● **What is needed**
Extract the data exactly, missing nothing.

● **Supplied records**
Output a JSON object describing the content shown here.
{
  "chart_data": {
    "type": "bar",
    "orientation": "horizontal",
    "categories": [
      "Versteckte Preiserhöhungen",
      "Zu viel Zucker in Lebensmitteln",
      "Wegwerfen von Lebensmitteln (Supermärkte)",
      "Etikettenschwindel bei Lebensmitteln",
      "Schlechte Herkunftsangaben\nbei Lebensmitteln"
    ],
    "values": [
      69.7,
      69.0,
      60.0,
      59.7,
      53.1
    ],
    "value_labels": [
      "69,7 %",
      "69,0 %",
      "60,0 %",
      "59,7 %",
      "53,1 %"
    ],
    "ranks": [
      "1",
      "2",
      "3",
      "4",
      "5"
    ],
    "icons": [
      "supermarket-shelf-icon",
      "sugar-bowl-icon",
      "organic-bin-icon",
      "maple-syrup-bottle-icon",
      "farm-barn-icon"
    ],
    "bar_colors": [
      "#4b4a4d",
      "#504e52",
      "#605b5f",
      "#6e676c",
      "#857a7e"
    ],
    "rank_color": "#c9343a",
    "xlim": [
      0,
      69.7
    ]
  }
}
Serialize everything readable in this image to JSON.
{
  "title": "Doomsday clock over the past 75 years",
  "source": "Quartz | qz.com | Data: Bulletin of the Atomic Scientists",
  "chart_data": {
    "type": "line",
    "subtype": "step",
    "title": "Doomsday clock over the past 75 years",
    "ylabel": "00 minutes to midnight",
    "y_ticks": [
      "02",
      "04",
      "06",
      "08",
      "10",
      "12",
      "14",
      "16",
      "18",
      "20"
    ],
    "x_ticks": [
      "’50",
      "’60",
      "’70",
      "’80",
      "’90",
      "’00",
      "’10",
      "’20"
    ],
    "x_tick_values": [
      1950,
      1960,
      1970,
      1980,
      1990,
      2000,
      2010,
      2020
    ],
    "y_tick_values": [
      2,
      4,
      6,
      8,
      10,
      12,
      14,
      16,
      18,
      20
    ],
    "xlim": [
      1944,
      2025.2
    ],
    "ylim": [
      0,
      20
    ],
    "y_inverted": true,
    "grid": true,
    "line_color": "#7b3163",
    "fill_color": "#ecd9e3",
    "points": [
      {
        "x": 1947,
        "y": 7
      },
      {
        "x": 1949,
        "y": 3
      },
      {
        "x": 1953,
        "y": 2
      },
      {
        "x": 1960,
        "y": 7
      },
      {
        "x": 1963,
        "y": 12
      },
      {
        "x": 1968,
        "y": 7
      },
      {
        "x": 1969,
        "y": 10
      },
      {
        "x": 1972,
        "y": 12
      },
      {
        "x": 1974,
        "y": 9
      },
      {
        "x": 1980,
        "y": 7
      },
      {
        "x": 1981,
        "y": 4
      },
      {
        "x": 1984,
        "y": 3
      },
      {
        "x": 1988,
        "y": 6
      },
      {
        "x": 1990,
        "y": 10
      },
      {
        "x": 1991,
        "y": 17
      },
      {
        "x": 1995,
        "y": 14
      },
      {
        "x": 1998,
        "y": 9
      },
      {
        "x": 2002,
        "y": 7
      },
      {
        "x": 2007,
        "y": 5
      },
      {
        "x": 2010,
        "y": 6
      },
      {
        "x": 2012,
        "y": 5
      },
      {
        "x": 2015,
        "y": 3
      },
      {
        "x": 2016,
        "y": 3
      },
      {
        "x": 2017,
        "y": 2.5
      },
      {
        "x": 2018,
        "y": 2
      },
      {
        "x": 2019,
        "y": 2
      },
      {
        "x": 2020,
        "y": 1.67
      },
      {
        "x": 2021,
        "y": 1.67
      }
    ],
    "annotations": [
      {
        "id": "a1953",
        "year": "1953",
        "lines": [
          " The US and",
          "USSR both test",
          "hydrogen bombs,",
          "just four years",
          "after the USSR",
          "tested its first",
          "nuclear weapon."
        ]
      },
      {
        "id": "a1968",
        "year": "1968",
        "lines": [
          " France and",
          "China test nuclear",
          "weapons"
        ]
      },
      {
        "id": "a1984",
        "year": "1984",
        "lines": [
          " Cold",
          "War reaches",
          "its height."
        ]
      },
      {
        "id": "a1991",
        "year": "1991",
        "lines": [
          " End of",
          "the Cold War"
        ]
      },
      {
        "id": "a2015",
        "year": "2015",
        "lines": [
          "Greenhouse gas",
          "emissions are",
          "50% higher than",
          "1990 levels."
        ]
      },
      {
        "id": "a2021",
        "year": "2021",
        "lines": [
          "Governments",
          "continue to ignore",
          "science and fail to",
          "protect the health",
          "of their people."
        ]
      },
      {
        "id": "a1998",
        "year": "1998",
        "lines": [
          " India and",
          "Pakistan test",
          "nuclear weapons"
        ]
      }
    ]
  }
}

● **Solution for this exercise**
Output a JSON object describing the content shown here.
{
  "chart_data": {
    "type": "bar",
    "orientation": "horizontal",
    "categories": [
      "Versteckte Preiserhöhungen",
      "Zu viel Zucker in Lebensmitteln",
      "Wegwerfen von Lebensmitteln (Supermärkte)",
      "Etikettenschwindel bei Lebensmitteln",
      "Schlechte Herkunftsangaben\nbei Lebensmitteln"
    ],
    "values": [
      69.7,
      69.0,
      60.0,
      59.7,
      53.1
    ],
    "value_labels": [
      "69,7 %",
      "69,0 %",
      "60,0 %",
      "59,7 %",
      "53,1 %"
    ],
    "ranks": [
      "1",
      "2",
      "3",
      "4",
      "5"
    ],
    "icons": [
      "supermarket-shelf-icon",
      "sugar-bowl-icon",
      "organic-bin-icon",
      "maple-syrup-bottle-icon",
      "farm-barn-icon"
    ],
    "bar_colors": [
      "#4b4a4d",
      "#504e52",
      "#605b5f",
      "#6e676c",
      "#857a7e"
    ],
    "rank_color": "#c9343a",
    "xlim": [
      0,
      69.7
    ]
  }
}
Serialize everything readable in this image to JSON.
{
  "title": "Doomsday clock over the past 75 years",
  "source": "Quartz | qz.com | Data: Bulletin of the Atomic Scientists",
  "chart_data": {
    "type": "line",
    "subtype": "step",
    "title": "Doomsday clock over the past 75 years",
    "ylabel": "00 minutes to midnight",
    "y_ticks": [
      "02",
      "04",
      "06",
      "08",
      "10",
      "12",
      "14",
      "16",
      "18",
      "20"
    ],
    "x_ticks": [
      "’50",
      "’60",
      "’70",
      "’80",
      "’90",
      "’00",
      "’10",
      "’20"
    ],
    "x_tick_values": [
      1950,
      1960,
      1970,
      1980,
      1990,
      2000,
      2010,
      2020
    ],
    "y_tick_values": [
      2,
      4,
      6,
      8,
      10,
      12,
      14,
      16,
      18,
      20
    ],
    "xlim": [
      1944,
      2025.2
    ],
    "ylim": [
      0,
      20
    ],
    "y_inverted": true,
    "grid": true,
    "line_color": "#7b3163",
    "fill_color": "#ecd9e3",
    "points": [
      {
        "x": 1947,
        "y": 7
      },
      {
        "x": 1949,
        "y": 3
      },
      {
        "x": 1953,
        "y": 2
      },
      {
        "x": 1960,
        "y": 7
      },
      {
        "x": 1963,
        "y": 12
      },
      {
        "x": 1968,
        "y": 7
      },
      {
        "x": 1969,
        "y": 10
      },
      {
        "x": 1972,
        "y": 12
      },
      {
        "x": 1974,
        "y": 9
      },
      {
        "x": 1980,
        "y": 7
      },
      {
        "x": 1981,
        "y": 4
      },
      {
        "x": 1984,
        "y": 3
      },
      {
        "x": 1988,
        "y": 6
      },
      {
        "x": 1990,
        "y": 10
      },
      {
        "x": 1991,
        "y": 17
      },
      {
        "x": 1995,
        "y": 14
      },
      {
        "x": 1998,
        "y": 9
      },
      {
        "x": 2002,
        "y": 7
      },
      {
        "x": 2007,
        "y": 5
      },
      {
        "x": 2010,
        "y": 6
      },
      {
        "x": 2012,
        "y": 5
      },
      {
        "x": 2015,
        "y": 3
      },
      {
        "x": 2016,
        "y": 3
      },
      {
        "x": 2017,
        "y": 2.5
      },
      {
        "x": 2018,
        "y": 2
      },
      {
        "x": 2019,
        "y": 2
      },
      {
        "x": 2020,
        "y": 1.67
      },
      {
        "x": 2021,
        "y": 1.67
      }
    ],
    "annotations": [
      {
        "id": "a1953",
        "year": "1953",
        "lines": [
          " The US and",
          "USSR both test",
          "hydrogen bombs,",
          "just four years",
          "after the USSR",
          "tested its first",
          "nuclear weapon."
        ]
      },
      {
        "id": "a1968",
        "year": "1968",
        "lines": [
          " France and",
          "China test nuclear",
          "weapons"
        ]
      },
      {
        "id": "a1984",
        "year": "1984",
        "lines": [
          " Cold",
          "War reaches",
          "its height."
        ]
      },
      {
        "id": "a1991",
        "year": "1991",
        "lines": [
          " End of",
          "the Cold War"
        ]
      },
      {
        "id": "a2015",
        "year": "2015",
        "lines": [
          "Greenhouse gas",
          "emissions are",
          "50% higher than",
          "1990 levels."
        ]
      },
      {
        "id": "a2021",
        "year": "2021",
        "lines": [
          "Governments",
          "continue to ignore",
          "science and fail to",
          "protect the health",
          "of their people."
        ]
      },
      {
        "id": "a1998",
        "year": "1998",
        "lines": [
          " India and",
          "Pakistan test",
          "nuclear weapons"
        ]
      }
    ]
  }
}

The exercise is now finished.